--- Start of Given entries ---

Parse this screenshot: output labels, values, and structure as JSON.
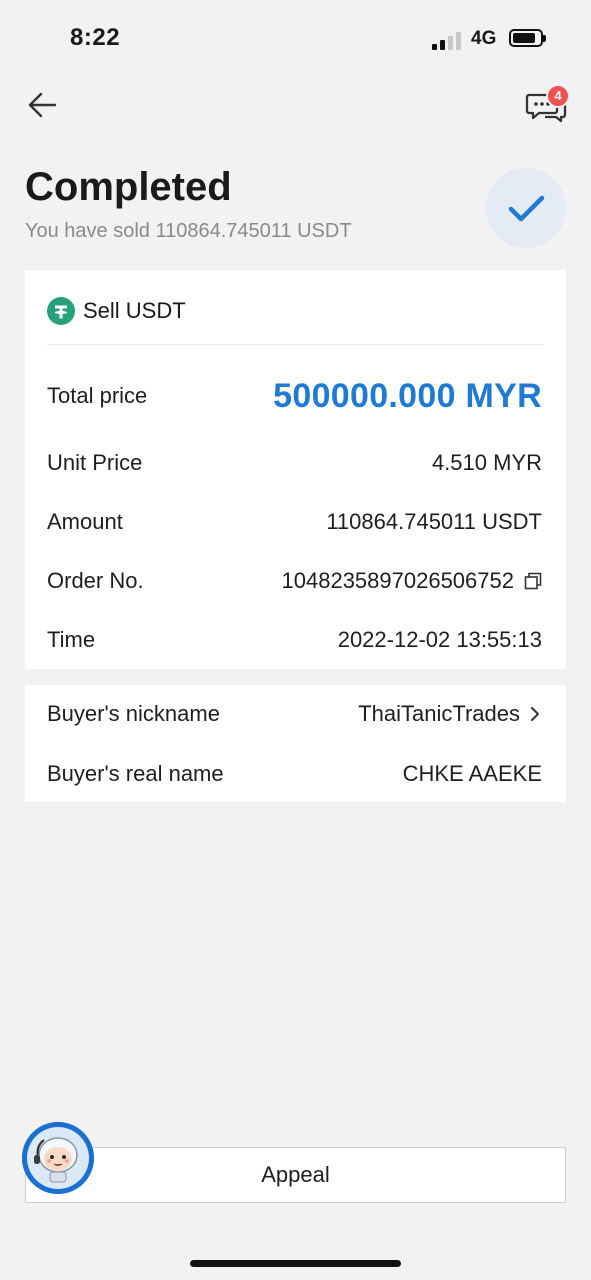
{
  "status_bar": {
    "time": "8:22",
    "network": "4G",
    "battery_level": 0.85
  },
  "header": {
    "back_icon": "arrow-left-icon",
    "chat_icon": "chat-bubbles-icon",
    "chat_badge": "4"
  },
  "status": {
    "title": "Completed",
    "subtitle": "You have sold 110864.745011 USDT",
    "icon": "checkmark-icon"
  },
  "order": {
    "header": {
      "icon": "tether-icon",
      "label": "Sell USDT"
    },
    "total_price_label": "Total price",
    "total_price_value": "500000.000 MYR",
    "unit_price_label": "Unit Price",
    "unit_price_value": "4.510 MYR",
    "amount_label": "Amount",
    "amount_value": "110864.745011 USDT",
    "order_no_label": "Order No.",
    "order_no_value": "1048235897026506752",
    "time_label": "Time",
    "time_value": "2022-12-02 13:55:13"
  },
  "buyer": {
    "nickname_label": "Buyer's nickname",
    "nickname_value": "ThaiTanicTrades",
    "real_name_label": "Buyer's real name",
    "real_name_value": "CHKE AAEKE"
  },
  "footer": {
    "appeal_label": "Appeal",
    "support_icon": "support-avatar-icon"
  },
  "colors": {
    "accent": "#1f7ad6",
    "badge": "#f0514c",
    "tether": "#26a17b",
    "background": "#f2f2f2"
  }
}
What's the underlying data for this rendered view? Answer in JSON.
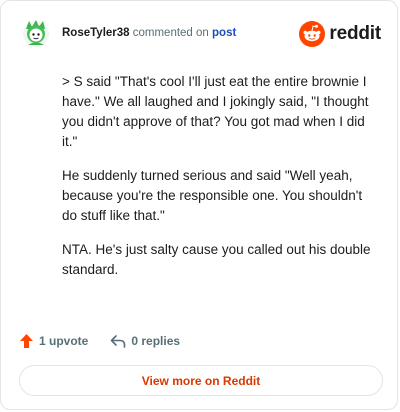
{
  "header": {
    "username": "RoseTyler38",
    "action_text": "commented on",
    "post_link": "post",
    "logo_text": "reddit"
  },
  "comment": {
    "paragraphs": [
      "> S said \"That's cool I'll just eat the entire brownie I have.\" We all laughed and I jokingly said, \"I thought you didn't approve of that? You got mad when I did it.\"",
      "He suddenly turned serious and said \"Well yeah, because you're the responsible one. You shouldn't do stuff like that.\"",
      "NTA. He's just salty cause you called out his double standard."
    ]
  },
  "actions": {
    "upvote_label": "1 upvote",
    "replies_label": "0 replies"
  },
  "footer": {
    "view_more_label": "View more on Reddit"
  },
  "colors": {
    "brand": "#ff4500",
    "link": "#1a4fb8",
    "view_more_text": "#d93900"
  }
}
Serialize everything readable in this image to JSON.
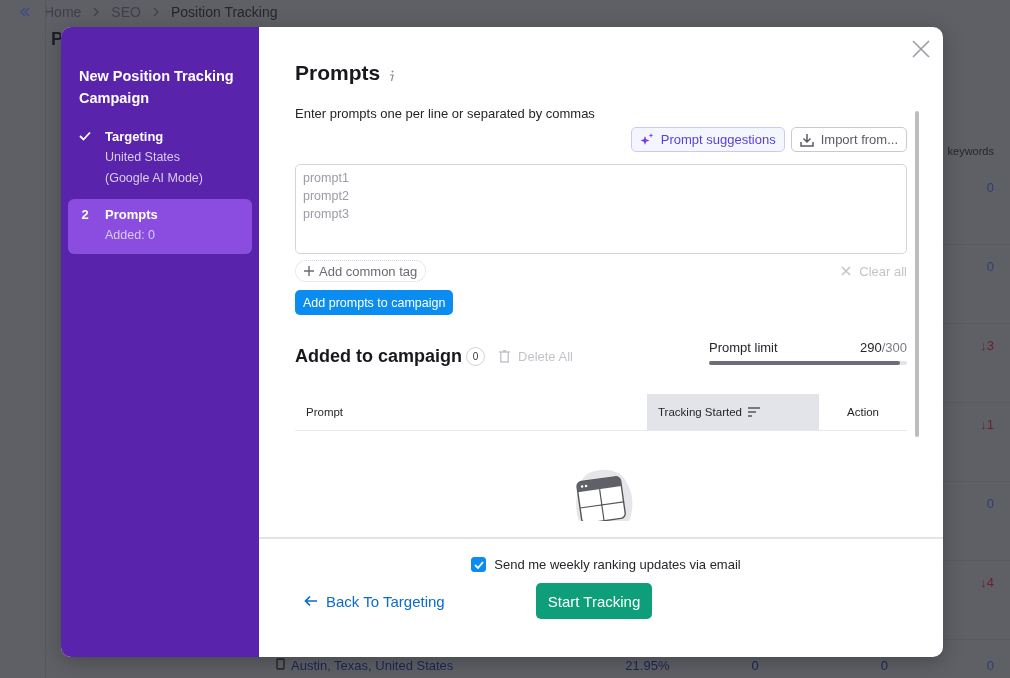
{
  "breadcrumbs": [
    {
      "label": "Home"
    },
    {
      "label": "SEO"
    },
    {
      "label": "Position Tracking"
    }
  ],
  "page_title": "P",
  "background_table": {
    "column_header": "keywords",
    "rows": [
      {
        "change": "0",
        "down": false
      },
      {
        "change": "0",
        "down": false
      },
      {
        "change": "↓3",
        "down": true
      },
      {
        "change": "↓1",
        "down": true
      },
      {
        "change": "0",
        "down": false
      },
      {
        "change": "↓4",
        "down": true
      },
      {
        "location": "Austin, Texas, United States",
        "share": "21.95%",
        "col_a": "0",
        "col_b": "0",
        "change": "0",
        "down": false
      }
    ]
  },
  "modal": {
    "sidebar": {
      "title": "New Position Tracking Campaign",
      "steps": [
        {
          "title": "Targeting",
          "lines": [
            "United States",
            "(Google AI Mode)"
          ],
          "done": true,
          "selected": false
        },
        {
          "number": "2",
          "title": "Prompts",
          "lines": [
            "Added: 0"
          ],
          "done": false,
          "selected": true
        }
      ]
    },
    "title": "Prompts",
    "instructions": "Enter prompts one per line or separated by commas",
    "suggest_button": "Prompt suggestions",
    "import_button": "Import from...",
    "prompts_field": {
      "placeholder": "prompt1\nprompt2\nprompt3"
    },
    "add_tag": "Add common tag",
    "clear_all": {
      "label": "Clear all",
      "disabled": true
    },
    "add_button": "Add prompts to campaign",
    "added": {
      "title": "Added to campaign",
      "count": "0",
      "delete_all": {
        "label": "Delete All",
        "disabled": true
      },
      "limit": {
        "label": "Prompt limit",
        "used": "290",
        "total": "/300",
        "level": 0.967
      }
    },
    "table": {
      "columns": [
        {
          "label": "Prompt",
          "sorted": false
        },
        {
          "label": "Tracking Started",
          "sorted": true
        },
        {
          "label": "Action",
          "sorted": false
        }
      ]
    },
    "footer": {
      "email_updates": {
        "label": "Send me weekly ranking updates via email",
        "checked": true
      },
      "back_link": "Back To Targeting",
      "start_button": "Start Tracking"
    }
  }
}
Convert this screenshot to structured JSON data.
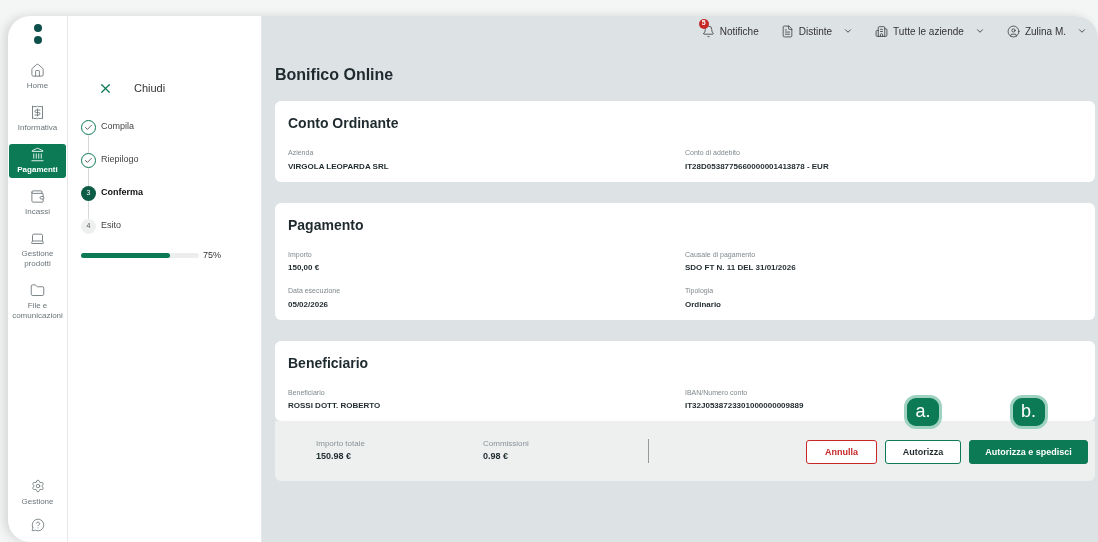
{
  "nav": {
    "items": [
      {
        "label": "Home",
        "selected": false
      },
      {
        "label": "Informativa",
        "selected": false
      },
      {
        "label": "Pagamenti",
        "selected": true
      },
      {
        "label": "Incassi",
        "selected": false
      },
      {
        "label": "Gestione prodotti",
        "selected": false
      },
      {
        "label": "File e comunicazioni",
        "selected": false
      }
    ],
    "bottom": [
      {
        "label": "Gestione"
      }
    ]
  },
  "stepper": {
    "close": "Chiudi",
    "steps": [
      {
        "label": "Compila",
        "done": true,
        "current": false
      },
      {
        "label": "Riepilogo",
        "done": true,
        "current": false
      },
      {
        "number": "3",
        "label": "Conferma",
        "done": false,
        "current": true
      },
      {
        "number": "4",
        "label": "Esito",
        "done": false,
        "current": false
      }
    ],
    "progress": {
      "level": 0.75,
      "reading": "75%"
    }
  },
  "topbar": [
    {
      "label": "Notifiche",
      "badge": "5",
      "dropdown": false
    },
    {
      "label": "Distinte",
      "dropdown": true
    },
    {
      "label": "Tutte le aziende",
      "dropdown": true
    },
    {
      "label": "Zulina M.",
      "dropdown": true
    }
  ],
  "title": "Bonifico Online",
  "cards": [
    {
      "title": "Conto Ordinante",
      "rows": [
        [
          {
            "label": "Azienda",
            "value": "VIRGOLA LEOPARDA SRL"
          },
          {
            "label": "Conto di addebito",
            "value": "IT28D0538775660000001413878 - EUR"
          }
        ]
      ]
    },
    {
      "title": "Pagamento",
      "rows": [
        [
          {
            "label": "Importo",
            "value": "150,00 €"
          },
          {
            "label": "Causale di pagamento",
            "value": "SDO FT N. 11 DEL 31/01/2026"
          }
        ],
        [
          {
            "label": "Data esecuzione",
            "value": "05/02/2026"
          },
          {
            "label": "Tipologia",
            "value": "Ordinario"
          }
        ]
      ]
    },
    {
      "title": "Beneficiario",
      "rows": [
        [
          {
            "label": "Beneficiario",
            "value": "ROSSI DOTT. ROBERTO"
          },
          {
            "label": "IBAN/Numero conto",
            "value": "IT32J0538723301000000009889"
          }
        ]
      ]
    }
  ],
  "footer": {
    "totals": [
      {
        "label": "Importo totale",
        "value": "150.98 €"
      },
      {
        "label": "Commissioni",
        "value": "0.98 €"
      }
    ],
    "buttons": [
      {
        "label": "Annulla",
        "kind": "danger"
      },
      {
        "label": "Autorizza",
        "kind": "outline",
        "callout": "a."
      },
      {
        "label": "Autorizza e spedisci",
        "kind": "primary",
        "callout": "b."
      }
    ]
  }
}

--- End of Given entries ---

*Directions for this task*.
State the number of lines in the records that contain the string "kind", and nothing more.

*Task response*.
3